━━━ Passage to read

Could Prince Fielder Cause an MLB Salary Cap?

A Unique Situation

The NBA, NFL, and NHL all play by different rules than Major League Baseball, and I’m not talking about the rules used on game day.

MLB is the only major North American sports league that does not operate under a salary cap. There has always been a lot of debate over if the lack of a salary cap helps or hurts MLB and its franchises. There are a lot of traditionalist that believe implementing a salary cap would be on par with moving to a field with only two bases. Others contend it would level the economic playing field between small and big market teams.

The current CBA does not allow for a salary cap. When that fact is paired with twenty years of baseball labor peace, and bigger profit margin now than ever before in baseball it would seem very unlikely that a cap will be in play anytime soon. Unless, that is, a major occurrence made one unavoidable.

Prince Fielder

Prince Fielder, and his curfent free agency, could be that occurrence. Chances are he signs a deal worth less than the contract Albert Pujols just inked with the LA Angels for ten years, $254 million. Fielder’s deal also most likely will fall short of Ryan Howard’s five year, $125 million contract finalized a few seasons ago, but he still could make a lot of money.

His agent is Scott Boras, and there are three things that life has proven certain: 1) death 2) taxes and 3) Scott Boras always gets his clients big money. While the market for Fielder has been slow developing so far this winter, Boras has promised his client will indeed get paid, so while Prince won’t make as much as Pujols or Howard he is going to make some serious money.

The Point

Three teams have been implicated in the Fielder talk. It is likely he will either end up with the Washington Nationals, Seattle Mariners, or Miami Marlins.

Should Fielder sign with the first two teams it will alter the look of their batting order and the division he lands in, but if the Miami Marlins sign him it could someday alter the look of baseball forever.

The Marlins arrived at the winter meetings in Dallas last month as a team with a new stadium, new uniforms, new logo, new name (formerly the Florida Marlins), and a new resolve to compete. They signed high profile free agent shortstop  Jose Reyes and pitcher Mark Buehrle, and also offer large contracts to Pujols and pitcher C.J. Wilson. This new big money philosophy got the baseball world to take notice. Before December the Marlin had always operated on a bare bones economic formula consistently having a payroll that ranked toward the bottom of baseball.

━━━━━━
━━━ Dataset extract

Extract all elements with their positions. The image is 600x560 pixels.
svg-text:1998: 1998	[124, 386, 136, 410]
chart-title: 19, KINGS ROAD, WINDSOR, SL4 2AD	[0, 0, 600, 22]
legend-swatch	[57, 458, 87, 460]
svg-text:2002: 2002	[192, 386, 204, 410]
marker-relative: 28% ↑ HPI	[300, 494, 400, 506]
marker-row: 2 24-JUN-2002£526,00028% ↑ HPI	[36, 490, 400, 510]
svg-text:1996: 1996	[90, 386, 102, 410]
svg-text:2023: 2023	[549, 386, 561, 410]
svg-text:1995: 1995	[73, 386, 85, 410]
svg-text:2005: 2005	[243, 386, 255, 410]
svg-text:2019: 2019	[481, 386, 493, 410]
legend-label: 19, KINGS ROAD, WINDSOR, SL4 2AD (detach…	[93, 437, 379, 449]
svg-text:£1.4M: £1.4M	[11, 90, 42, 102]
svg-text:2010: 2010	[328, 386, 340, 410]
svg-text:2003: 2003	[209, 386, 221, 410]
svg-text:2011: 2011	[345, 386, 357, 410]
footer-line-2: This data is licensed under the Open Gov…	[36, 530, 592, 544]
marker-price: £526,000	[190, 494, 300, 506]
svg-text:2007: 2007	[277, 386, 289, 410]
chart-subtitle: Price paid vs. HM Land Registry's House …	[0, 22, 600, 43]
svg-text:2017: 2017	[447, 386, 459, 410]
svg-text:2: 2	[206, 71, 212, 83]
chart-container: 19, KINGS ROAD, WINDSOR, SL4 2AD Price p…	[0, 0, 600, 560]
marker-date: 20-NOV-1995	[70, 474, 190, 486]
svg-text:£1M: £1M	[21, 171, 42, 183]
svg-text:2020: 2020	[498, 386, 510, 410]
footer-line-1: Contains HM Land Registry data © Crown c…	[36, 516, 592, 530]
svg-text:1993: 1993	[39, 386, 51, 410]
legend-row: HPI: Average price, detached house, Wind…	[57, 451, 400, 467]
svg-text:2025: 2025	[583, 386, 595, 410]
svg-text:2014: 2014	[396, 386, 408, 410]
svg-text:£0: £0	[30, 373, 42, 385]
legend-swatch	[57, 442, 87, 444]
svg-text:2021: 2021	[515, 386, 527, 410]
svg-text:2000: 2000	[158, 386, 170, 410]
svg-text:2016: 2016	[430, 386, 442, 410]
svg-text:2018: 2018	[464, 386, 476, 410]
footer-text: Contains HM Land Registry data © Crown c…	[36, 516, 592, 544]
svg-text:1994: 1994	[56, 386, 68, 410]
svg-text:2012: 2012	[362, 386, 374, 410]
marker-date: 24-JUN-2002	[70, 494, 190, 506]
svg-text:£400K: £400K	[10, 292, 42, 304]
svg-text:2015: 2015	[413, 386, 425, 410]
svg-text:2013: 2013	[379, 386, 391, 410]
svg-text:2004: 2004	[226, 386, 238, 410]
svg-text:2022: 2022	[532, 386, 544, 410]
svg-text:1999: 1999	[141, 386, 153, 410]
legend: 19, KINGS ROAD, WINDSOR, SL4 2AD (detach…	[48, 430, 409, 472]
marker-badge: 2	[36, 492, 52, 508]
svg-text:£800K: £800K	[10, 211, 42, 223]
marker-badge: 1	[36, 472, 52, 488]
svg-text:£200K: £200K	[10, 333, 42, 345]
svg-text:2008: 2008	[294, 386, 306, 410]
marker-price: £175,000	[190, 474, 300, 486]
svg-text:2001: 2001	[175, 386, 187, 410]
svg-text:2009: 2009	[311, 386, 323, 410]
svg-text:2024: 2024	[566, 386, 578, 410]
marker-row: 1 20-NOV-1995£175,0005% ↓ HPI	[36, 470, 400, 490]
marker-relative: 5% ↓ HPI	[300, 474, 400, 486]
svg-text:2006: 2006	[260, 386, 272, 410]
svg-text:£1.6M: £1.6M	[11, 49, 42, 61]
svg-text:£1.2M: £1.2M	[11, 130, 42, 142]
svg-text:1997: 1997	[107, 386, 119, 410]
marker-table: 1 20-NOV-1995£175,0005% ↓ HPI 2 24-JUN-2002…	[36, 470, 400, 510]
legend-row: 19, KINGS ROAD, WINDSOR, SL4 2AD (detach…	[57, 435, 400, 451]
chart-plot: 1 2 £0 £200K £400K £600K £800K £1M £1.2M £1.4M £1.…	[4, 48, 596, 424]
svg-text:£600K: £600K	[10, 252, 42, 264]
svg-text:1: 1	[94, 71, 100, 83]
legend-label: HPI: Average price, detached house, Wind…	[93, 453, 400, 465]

━━━━━━

Pick up the article on Prince Fielder and a possible MLB salary cap after its final sentence and carry it forward. This listing was drawn from a separate source.

Output for this task -
Even after winning the World Series in 1997 and 2003 the Marlin traded away much of their young talent so they would not have to pay out large contracts. Is it possible that at team which had one of the lowest payrolls in baseball could all of a sudden have lots of spare cash to spend even with out changing owners?

What if Miami is able to ink a deal with Fielder worth his projected value, a yearly average of $20 million? That would mean that each season a team that used to pay one player over $10 million a year would be paying three players a combined $42 million a year. If you add in All-Star third baseman Hanley Ramirez, who already was on the roster, that number rises to $53 million.

That yearly commitment combined with the $151 million dollars the franchise just contributed to build its new $515 stadium means the Marlins need the fans to support the team worse than ever, and that could be a problem. Miami averaged 19,000 fans per game last season. If the fans don’t turn out at a higher average the Marlins will have trouble paying the bills, and that would mean a familiar occurrence in Miami: fire sale.

Other teams would be interested in Reyes, Buehrle, and Ramirez as long as they were performing well. Fielder’s contract would be problamatic, because of its worth, and possibly its length, if Boras get the seven to ten years he desires.

Miami’s front office is gambling that the fans will support the team now that a new stadium is in place. If the revenue doesn’t start pouring in there will be issues in South Beach, and you don’t have to be an economist to do the simple math that proves it.

The league having to help the Marlins out with its finances could spark a major debate over the need for a salary cap to ensure teams don’t risk themselves in ways they can’t afford.

For now, this scenario is a bit a far fetched, but isn’t all the way out of the realm of possibility. Afterall, baseball is all about surprises.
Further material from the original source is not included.